(Records from a collection)
:::

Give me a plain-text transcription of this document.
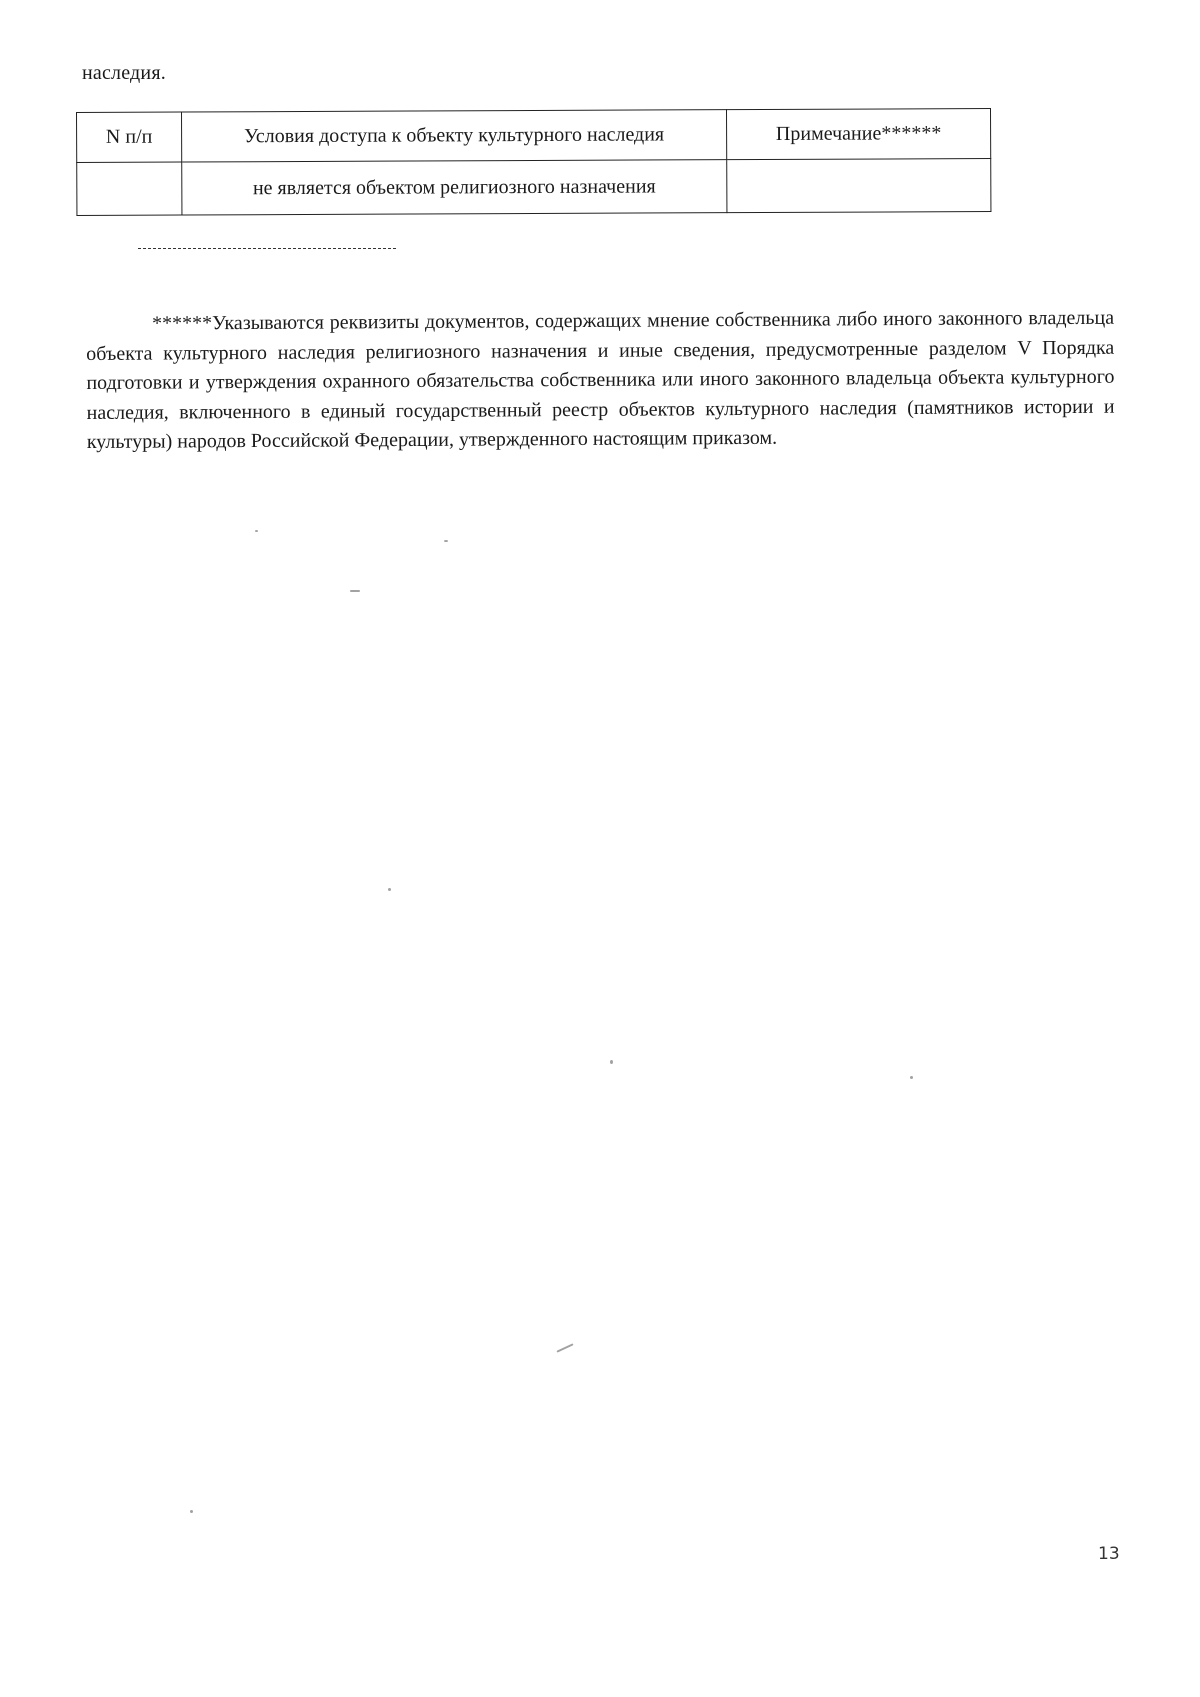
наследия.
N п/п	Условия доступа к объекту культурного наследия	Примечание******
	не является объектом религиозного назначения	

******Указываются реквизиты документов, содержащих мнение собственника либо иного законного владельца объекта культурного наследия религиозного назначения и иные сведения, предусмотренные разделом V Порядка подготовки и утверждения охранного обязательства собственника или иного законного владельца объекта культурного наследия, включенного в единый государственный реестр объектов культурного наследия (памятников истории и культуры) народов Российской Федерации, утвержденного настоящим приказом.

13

:::

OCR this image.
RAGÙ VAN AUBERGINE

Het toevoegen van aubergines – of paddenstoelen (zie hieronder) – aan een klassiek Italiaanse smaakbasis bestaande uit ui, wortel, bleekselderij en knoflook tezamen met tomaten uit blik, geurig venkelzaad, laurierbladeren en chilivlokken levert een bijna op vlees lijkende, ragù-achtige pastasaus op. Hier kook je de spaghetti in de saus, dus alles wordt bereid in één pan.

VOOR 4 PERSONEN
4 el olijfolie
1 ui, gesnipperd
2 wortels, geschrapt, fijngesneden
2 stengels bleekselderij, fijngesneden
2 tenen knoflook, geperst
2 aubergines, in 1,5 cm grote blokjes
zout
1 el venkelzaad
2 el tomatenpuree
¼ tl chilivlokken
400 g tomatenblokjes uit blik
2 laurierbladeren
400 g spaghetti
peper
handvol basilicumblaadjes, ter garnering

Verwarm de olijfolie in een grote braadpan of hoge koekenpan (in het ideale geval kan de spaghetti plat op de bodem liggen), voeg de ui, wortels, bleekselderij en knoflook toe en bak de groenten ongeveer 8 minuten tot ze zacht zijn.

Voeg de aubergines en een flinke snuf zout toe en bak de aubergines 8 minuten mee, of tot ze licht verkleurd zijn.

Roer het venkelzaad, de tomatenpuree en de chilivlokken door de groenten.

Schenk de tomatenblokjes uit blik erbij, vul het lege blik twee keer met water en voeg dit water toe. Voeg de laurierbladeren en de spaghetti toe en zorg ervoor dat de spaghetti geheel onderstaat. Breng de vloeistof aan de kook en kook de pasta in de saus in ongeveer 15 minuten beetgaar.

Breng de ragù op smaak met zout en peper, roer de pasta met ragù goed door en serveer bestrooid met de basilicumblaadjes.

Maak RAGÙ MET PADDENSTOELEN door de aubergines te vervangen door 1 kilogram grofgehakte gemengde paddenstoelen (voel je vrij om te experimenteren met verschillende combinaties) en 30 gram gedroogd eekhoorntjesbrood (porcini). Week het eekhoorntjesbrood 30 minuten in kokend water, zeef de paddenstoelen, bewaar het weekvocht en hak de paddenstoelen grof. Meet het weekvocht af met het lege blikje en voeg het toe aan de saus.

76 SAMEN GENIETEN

:::

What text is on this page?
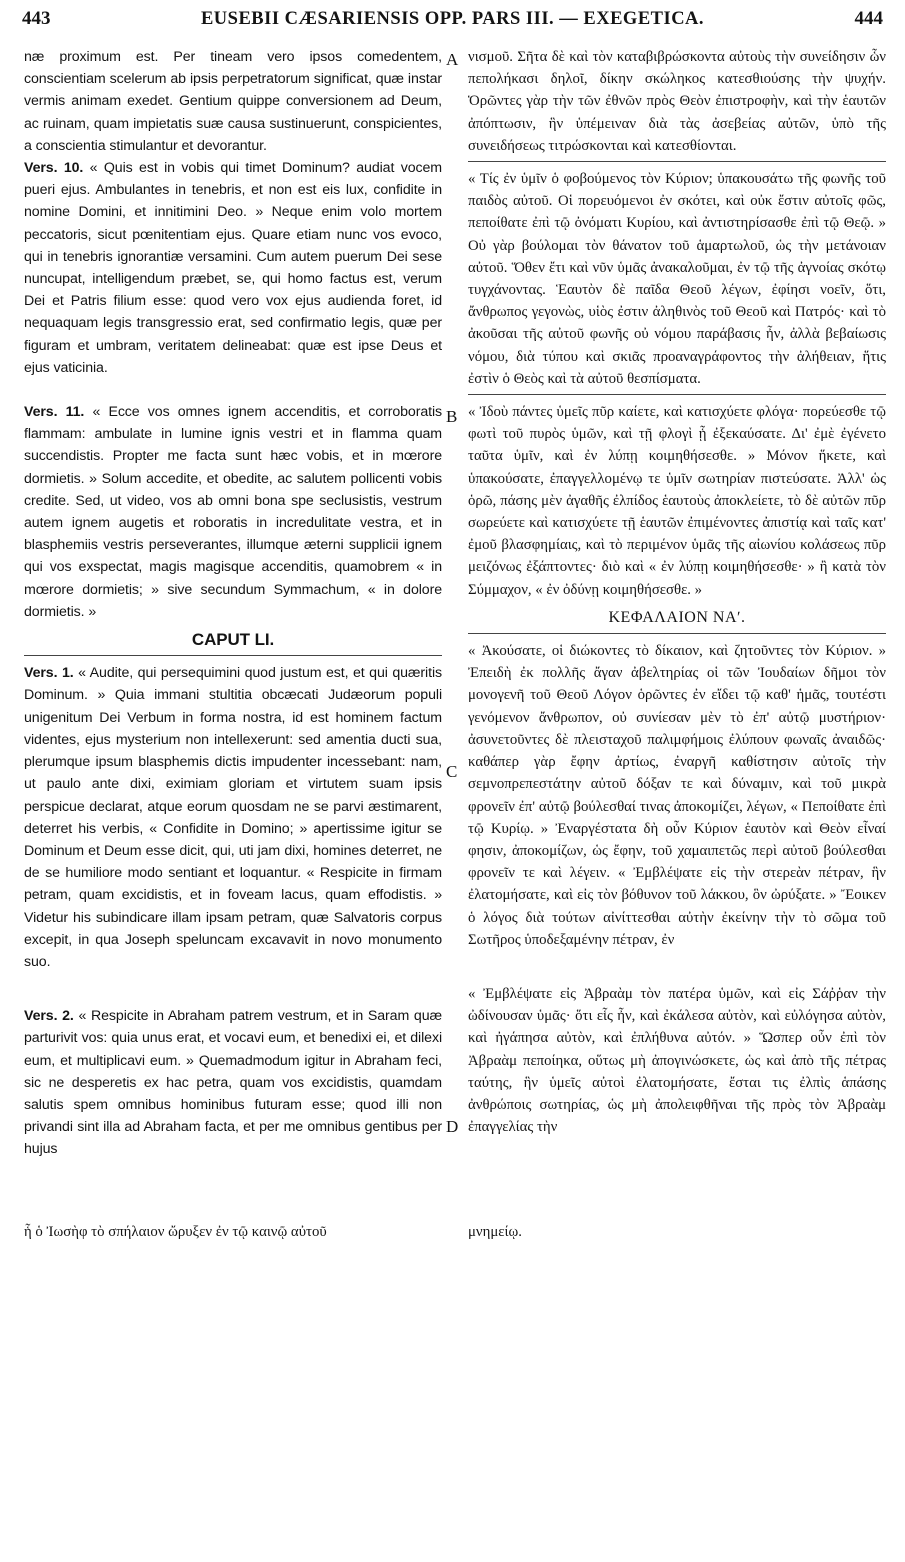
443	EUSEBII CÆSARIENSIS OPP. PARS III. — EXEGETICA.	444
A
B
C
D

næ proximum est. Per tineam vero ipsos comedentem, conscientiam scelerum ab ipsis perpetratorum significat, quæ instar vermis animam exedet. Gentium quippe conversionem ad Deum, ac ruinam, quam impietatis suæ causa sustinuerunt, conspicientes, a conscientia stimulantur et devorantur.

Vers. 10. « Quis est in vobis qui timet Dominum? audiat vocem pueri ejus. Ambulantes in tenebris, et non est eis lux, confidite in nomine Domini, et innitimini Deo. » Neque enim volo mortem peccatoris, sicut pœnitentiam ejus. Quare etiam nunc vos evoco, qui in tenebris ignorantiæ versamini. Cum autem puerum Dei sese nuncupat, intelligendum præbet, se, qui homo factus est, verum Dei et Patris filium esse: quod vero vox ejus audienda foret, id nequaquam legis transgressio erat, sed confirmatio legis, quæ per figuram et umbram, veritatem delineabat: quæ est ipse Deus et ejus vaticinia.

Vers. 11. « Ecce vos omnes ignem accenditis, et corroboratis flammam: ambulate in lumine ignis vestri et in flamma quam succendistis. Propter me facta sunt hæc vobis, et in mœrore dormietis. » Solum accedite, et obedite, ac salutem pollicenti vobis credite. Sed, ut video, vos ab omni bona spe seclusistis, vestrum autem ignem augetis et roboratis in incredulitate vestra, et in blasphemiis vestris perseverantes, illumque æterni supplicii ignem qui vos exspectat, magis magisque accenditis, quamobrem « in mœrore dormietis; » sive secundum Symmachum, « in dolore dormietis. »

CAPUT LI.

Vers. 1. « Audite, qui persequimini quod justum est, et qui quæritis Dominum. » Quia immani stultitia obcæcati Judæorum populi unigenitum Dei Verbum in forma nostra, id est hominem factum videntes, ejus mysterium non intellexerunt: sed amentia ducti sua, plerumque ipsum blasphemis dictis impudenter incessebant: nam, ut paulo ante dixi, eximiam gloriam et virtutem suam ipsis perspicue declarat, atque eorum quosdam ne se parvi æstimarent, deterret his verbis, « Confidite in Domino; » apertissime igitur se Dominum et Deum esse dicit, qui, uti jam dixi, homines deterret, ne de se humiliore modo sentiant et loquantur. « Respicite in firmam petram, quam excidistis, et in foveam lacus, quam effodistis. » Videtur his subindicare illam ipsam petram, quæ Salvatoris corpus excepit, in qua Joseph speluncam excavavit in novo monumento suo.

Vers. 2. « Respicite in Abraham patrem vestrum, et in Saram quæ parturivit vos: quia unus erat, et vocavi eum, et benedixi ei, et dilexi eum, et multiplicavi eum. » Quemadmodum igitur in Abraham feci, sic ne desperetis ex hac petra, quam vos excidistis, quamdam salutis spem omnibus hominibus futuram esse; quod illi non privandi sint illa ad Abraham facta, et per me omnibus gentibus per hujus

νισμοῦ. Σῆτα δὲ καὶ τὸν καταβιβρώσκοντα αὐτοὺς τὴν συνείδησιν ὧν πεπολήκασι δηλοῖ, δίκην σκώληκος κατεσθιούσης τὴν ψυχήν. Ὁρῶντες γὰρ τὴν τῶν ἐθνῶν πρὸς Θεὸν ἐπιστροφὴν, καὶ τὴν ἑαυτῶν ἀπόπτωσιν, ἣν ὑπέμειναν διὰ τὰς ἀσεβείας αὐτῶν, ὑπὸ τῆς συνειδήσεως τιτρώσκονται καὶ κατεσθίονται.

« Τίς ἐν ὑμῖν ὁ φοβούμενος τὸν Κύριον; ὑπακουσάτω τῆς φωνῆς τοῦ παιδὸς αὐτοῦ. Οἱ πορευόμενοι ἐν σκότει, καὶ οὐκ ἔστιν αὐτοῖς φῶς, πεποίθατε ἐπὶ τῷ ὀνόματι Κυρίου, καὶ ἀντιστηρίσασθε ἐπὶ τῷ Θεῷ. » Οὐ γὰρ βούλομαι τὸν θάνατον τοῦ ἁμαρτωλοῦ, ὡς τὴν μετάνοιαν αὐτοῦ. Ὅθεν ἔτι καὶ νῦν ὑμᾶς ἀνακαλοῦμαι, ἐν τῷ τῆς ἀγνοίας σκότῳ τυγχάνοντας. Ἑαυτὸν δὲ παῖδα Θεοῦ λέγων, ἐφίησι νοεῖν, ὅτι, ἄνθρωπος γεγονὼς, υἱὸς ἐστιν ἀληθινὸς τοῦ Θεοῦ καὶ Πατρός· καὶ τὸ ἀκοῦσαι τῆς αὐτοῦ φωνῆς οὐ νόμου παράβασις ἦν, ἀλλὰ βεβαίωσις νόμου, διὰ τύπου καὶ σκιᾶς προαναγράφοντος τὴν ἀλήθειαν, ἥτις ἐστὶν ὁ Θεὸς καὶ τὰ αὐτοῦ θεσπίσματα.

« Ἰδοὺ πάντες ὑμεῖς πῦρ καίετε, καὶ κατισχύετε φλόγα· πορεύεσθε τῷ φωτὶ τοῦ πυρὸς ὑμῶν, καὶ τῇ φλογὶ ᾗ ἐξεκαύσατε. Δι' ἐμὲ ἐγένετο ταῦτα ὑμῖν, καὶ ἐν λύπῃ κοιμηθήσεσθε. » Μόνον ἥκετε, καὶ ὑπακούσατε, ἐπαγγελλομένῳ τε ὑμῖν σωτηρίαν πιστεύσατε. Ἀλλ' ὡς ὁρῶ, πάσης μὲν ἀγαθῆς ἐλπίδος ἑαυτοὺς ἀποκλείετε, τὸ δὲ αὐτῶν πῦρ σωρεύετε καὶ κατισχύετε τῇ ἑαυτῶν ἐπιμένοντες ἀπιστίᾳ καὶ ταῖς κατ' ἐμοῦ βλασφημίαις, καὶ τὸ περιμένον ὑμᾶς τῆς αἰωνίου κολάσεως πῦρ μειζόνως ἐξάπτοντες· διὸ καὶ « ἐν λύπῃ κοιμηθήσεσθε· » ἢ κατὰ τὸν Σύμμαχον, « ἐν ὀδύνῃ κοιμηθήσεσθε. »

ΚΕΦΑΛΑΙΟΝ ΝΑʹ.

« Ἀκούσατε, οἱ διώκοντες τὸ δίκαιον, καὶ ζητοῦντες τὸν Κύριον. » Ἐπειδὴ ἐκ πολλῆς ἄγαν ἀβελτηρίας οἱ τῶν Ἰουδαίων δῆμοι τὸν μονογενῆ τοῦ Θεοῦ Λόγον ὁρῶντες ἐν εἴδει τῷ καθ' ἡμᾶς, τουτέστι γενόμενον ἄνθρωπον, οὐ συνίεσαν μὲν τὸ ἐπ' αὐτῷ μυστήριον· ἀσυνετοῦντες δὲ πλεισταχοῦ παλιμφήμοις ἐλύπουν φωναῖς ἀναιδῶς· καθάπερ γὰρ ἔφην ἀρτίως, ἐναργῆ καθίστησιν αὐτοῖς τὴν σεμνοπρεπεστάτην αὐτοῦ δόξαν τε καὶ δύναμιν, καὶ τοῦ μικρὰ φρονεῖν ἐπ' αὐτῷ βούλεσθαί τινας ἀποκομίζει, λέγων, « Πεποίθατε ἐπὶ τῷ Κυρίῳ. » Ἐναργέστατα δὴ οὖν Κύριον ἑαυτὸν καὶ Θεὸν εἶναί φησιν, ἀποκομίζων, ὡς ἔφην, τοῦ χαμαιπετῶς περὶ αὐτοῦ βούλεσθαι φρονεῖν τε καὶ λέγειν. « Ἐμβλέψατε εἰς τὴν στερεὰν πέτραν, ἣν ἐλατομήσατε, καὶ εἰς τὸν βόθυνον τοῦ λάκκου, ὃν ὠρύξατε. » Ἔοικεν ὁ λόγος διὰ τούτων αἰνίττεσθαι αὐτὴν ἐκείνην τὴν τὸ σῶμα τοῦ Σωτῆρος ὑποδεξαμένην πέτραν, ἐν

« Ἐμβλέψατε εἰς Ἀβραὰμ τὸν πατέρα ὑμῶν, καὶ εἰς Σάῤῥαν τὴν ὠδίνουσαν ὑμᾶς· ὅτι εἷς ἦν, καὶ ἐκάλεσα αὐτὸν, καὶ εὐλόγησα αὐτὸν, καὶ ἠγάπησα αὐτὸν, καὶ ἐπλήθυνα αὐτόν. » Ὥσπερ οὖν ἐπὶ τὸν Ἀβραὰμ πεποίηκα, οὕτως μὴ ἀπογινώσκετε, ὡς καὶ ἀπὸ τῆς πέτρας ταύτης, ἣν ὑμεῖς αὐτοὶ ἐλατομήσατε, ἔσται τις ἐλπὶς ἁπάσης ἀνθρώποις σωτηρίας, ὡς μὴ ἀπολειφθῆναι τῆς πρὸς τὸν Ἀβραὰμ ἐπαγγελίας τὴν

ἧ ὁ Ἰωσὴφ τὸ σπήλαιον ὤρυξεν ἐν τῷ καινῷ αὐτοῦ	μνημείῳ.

:::

* _What needs to be done_: From the data, list each line in which the string "zout" appears.

* _Result for this task_:
zout
Voeg de aubergines en een flinke snuf zout toe en bak de aubergines 8 minuten mee, of tot ze licht verkleurd zijn.
Breng de ragù op smaak met zout en peper, roer de pasta met ragù goed door en serveer bestrooid met de basilicumblaadjes.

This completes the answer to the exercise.